• Material provided:
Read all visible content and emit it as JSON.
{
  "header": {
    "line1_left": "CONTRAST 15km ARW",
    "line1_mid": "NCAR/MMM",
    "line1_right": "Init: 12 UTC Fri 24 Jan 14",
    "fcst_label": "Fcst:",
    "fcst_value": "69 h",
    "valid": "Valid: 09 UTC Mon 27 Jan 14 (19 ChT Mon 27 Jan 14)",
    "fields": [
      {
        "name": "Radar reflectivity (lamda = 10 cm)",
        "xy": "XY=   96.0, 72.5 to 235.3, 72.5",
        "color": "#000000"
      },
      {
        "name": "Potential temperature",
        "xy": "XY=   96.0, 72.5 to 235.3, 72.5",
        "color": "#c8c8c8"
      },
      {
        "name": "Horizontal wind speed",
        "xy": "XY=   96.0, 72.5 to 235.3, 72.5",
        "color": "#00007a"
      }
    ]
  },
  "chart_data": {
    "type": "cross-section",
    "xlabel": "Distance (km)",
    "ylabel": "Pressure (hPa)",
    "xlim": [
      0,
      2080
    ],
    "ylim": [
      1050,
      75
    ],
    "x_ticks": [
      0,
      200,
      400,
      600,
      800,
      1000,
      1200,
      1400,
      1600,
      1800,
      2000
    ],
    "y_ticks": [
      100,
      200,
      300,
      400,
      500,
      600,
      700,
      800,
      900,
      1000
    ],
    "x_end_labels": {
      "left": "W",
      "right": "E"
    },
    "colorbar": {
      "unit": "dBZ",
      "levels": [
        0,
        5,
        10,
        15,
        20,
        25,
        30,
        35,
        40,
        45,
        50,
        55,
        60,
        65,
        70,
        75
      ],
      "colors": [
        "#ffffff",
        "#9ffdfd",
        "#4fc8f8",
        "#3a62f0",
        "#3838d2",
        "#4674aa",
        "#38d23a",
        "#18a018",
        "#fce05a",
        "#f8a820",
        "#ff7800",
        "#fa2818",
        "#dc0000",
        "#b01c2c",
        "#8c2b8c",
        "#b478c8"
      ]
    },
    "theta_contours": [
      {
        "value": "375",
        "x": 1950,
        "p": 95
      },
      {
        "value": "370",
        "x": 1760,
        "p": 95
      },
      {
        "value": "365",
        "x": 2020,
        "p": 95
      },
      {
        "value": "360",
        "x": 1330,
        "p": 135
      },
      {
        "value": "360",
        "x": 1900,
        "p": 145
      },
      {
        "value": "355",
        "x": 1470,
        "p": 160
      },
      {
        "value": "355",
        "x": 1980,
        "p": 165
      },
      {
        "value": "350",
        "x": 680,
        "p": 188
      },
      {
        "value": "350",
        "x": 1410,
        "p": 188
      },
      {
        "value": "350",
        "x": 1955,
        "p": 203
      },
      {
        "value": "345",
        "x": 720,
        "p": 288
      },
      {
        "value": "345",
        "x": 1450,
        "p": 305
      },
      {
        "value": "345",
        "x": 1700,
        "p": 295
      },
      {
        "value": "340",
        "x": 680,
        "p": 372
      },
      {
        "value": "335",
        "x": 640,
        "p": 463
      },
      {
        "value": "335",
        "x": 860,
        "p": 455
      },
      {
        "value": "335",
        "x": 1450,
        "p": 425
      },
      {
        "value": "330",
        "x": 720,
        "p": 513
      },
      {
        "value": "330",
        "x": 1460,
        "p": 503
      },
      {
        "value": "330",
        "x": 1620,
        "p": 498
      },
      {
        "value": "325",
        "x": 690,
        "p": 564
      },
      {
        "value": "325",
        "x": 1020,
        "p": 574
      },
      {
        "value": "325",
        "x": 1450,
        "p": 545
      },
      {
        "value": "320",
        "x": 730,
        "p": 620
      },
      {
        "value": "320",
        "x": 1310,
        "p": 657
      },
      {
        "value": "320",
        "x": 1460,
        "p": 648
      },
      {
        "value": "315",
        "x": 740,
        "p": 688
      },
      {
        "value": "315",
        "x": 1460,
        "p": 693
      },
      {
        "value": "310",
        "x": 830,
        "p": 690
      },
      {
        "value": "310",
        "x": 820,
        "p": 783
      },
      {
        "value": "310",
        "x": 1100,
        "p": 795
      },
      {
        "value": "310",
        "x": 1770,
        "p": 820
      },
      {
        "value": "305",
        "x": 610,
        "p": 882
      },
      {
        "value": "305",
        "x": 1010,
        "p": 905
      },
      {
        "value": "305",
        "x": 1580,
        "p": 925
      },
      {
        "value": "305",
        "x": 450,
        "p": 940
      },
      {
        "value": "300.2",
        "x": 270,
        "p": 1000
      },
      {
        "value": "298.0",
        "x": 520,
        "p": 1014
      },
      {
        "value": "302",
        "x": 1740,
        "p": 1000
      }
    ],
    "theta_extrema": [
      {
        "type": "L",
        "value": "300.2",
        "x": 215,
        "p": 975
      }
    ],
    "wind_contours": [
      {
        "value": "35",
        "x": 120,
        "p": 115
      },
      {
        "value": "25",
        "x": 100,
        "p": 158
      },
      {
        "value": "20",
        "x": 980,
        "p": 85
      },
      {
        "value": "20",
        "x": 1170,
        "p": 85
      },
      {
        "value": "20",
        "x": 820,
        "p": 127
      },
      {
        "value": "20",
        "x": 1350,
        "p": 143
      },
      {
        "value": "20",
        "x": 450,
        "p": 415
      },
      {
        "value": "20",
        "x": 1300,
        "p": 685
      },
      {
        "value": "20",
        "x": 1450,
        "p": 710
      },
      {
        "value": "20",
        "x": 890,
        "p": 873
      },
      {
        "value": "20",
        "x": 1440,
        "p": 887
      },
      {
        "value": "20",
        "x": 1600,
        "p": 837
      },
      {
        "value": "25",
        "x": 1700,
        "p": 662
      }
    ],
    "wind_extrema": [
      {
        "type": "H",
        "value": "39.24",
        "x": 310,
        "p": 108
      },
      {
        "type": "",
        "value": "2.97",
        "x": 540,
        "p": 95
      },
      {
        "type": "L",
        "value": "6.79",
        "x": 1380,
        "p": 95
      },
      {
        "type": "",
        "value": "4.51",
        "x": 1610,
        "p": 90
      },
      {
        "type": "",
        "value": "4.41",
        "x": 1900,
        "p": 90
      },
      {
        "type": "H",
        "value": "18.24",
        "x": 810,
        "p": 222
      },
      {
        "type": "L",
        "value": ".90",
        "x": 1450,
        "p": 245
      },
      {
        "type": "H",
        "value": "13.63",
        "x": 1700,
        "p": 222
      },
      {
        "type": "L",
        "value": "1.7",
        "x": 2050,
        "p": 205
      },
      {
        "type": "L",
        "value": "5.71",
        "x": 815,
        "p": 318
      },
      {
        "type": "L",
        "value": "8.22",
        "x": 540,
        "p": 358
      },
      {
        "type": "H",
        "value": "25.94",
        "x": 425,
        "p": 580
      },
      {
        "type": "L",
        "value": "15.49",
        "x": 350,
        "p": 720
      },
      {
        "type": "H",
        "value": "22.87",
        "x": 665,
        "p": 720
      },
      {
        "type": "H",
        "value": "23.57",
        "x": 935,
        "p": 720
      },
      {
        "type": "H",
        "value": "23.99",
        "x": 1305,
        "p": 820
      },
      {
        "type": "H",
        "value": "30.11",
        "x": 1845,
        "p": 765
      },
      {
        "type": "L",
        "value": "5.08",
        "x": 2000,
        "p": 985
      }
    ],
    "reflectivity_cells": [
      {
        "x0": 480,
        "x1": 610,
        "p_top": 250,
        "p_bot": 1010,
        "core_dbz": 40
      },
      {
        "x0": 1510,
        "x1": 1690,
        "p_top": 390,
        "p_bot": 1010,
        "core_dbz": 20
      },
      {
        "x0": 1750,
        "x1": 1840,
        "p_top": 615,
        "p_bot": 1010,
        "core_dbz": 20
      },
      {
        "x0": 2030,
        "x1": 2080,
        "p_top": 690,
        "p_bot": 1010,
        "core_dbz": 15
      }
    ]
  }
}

• What is needed: Write out every record verbatim.

• Result below:
Read all visible content and emit it as JSON.
{
  "header": {
    "line1_left": "CONTRAST 15km ARW",
    "line1_mid": "NCAR/MMM",
    "line1_right": "Init: 12 UTC Fri 24 Jan 14",
    "fcst_label": "Fcst:",
    "fcst_value": "69 h",
    "valid": "Valid: 09 UTC Mon 27 Jan 14 (19 ChT Mon 27 Jan 14)",
    "fields": [
      {
        "name": "Radar reflectivity (lamda = 10 cm)",
        "xy": "XY=   96.0, 72.5 to 235.3, 72.5",
        "color": "#000000"
      },
      {
        "name": "Potential temperature",
        "xy": "XY=   96.0, 72.5 to 235.3, 72.5",
        "color": "#c8c8c8"
      },
      {
        "name": "Horizontal wind speed",
        "xy": "XY=   96.0, 72.5 to 235.3, 72.5",
        "color": "#00007a"
      }
    ]
  },
  "chart_data": {
    "type": "cross-section",
    "xlabel": "Distance (km)",
    "ylabel": "Pressure (hPa)",
    "xlim": [
      0,
      2080
    ],
    "ylim": [
      1050,
      75
    ],
    "x_ticks": [
      0,
      200,
      400,
      600,
      800,
      1000,
      1200,
      1400,
      1600,
      1800,
      2000
    ],
    "y_ticks": [
      100,
      200,
      300,
      400,
      500,
      600,
      700,
      800,
      900,
      1000
    ],
    "x_end_labels": {
      "left": "W",
      "right": "E"
    },
    "colorbar": {
      "unit": "dBZ",
      "levels": [
        0,
        5,
        10,
        15,
        20,
        25,
        30,
        35,
        40,
        45,
        50,
        55,
        60,
        65,
        70,
        75
      ],
      "colors": [
        "#ffffff",
        "#9ffdfd",
        "#4fc8f8",
        "#3a62f0",
        "#3838d2",
        "#4674aa",
        "#38d23a",
        "#18a018",
        "#fce05a",
        "#f8a820",
        "#ff7800",
        "#fa2818",
        "#dc0000",
        "#b01c2c",
        "#8c2b8c",
        "#b478c8"
      ]
    },
    "theta_contours": [
      {
        "value": "375",
        "x": 1950,
        "p": 95
      },
      {
        "value": "370",
        "x": 1760,
        "p": 95
      },
      {
        "value": "365",
        "x": 2020,
        "p": 95
      },
      {
        "value": "360",
        "x": 1330,
        "p": 135
      },
      {
        "value": "360",
        "x": 1900,
        "p": 145
      },
      {
        "value": "355",
        "x": 1470,
        "p": 160
      },
      {
        "value": "355",
        "x": 1980,
        "p": 165
      },
      {
        "value": "350",
        "x": 680,
        "p": 188
      },
      {
        "value": "350",
        "x": 1410,
        "p": 188
      },
      {
        "value": "350",
        "x": 1955,
        "p": 203
      },
      {
        "value": "345",
        "x": 720,
        "p": 288
      },
      {
        "value": "345",
        "x": 1450,
        "p": 305
      },
      {
        "value": "345",
        "x": 1700,
        "p": 295
      },
      {
        "value": "340",
        "x": 680,
        "p": 372
      },
      {
        "value": "335",
        "x": 640,
        "p": 463
      },
      {
        "value": "335",
        "x": 860,
        "p": 455
      },
      {
        "value": "335",
        "x": 1450,
        "p": 425
      },
      {
        "value": "330",
        "x": 720,
        "p": 513
      },
      {
        "value": "330",
        "x": 1460,
        "p": 503
      },
      {
        "value": "330",
        "x": 1620,
        "p": 498
      },
      {
        "value": "325",
        "x": 690,
        "p": 564
      },
      {
        "value": "325",
        "x": 1020,
        "p": 574
      },
      {
        "value": "325",
        "x": 1450,
        "p": 545
      },
      {
        "value": "320",
        "x": 730,
        "p": 620
      },
      {
        "value": "320",
        "x": 1310,
        "p": 657
      },
      {
        "value": "320",
        "x": 1460,
        "p": 648
      },
      {
        "value": "315",
        "x": 740,
        "p": 688
      },
      {
        "value": "315",
        "x": 1460,
        "p": 693
      },
      {
        "value": "310",
        "x": 830,
        "p": 690
      },
      {
        "value": "310",
        "x": 820,
        "p": 783
      },
      {
        "value": "310",
        "x": 1100,
        "p": 795
      },
      {
        "value": "310",
        "x": 1770,
        "p": 820
      },
      {
        "value": "305",
        "x": 610,
        "p": 882
      },
      {
        "value": "305",
        "x": 1010,
        "p": 905
      },
      {
        "value": "305",
        "x": 1580,
        "p": 925
      },
      {
        "value": "305",
        "x": 450,
        "p": 940
      },
      {
        "value": "300.2",
        "x": 270,
        "p": 1000
      },
      {
        "value": "298.0",
        "x": 520,
        "p": 1014
      },
      {
        "value": "302",
        "x": 1740,
        "p": 1000
      }
    ],
    "theta_extrema": [
      {
        "type": "L",
        "value": "300.2",
        "x": 215,
        "p": 975
      }
    ],
    "wind_contours": [
      {
        "value": "35",
        "x": 120,
        "p": 115
      },
      {
        "value": "25",
        "x": 100,
        "p": 158
      },
      {
        "value": "20",
        "x": 980,
        "p": 85
      },
      {
        "value": "20",
        "x": 1170,
        "p": 85
      },
      {
        "value": "20",
        "x": 820,
        "p": 127
      },
      {
        "value": "20",
        "x": 1350,
        "p": 143
      },
      {
        "value": "20",
        "x": 450,
        "p": 415
      },
      {
        "value": "20",
        "x": 1300,
        "p": 685
      },
      {
        "value": "20",
        "x": 1450,
        "p": 710
      },
      {
        "value": "20",
        "x": 890,
        "p": 873
      },
      {
        "value": "20",
        "x": 1440,
        "p": 887
      },
      {
        "value": "20",
        "x": 1600,
        "p": 837
      },
      {
        "value": "25",
        "x": 1700,
        "p": 662
      }
    ],
    "wind_extrema": [
      {
        "type": "H",
        "value": "39.24",
        "x": 310,
        "p": 108
      },
      {
        "type": "",
        "value": "2.97",
        "x": 540,
        "p": 95
      },
      {
        "type": "L",
        "value": "6.79",
        "x": 1380,
        "p": 95
      },
      {
        "type": "",
        "value": "4.51",
        "x": 1610,
        "p": 90
      },
      {
        "type": "",
        "value": "4.41",
        "x": 1900,
        "p": 90
      },
      {
        "type": "H",
        "value": "18.24",
        "x": 810,
        "p": 222
      },
      {
        "type": "L",
        "value": ".90",
        "x": 1450,
        "p": 245
      },
      {
        "type": "H",
        "value": "13.63",
        "x": 1700,
        "p": 222
      },
      {
        "type": "L",
        "value": "1.7",
        "x": 2050,
        "p": 205
      },
      {
        "type": "L",
        "value": "5.71",
        "x": 815,
        "p": 318
      },
      {
        "type": "L",
        "value": "8.22",
        "x": 540,
        "p": 358
      },
      {
        "type": "H",
        "value": "25.94",
        "x": 425,
        "p": 580
      },
      {
        "type": "L",
        "value": "15.49",
        "x": 350,
        "p": 720
      },
      {
        "type": "H",
        "value": "22.87",
        "x": 665,
        "p": 720
      },
      {
        "type": "H",
        "value": "23.57",
        "x": 935,
        "p": 720
      },
      {
        "type": "H",
        "value": "23.99",
        "x": 1305,
        "p": 820
      },
      {
        "type": "H",
        "value": "30.11",
        "x": 1845,
        "p": 765
      },
      {
        "type": "L",
        "value": "5.08",
        "x": 2000,
        "p": 985
      }
    ],
    "reflectivity_cells": [
      {
        "x0": 480,
        "x1": 610,
        "p_top": 250,
        "p_bot": 1010,
        "core_dbz": 40
      },
      {
        "x0": 1510,
        "x1": 1690,
        "p_top": 390,
        "p_bot": 1010,
        "core_dbz": 20
      },
      {
        "x0": 1750,
        "x1": 1840,
        "p_top": 615,
        "p_bot": 1010,
        "core_dbz": 20
      },
      {
        "x0": 2030,
        "x1": 2080,
        "p_top": 690,
        "p_bot": 1010,
        "core_dbz": 15
      }
    ]
  }
}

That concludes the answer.